▶ [Given problem] Please give the listing again, word for word, with nothing left out.
+ + + +
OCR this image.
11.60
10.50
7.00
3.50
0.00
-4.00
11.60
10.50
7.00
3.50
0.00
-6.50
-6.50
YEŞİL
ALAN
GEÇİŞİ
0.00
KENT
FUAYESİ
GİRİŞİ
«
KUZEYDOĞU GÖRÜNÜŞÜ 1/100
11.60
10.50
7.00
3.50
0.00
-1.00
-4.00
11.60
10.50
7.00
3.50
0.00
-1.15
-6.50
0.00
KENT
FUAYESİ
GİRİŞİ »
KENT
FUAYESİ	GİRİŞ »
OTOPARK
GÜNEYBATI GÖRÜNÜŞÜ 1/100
+ + + +
▶ [Complete output]
OCR this image.
11.60
10.50
7.00
3.50
0.00
-4.00
11.60
10.50
7.00
3.50
0.00
-6.50
-6.50
YEŞİL
ALAN
GEÇİŞİ
0.00
KENT
FUAYESİ
GİRİŞİ
«
KUZEYDOĞU GÖRÜNÜŞÜ 1/100
11.60
10.50
7.00
3.50
0.00
-1.00
-4.00
11.60
10.50
7.00
3.50
0.00
-1.15
-6.50
0.00
KENT
FUAYESİ
GİRİŞİ »
KENT
FUAYESİ	GİRİŞ »
OTOPARK
GÜNEYBATI GÖRÜNÜŞÜ 1/100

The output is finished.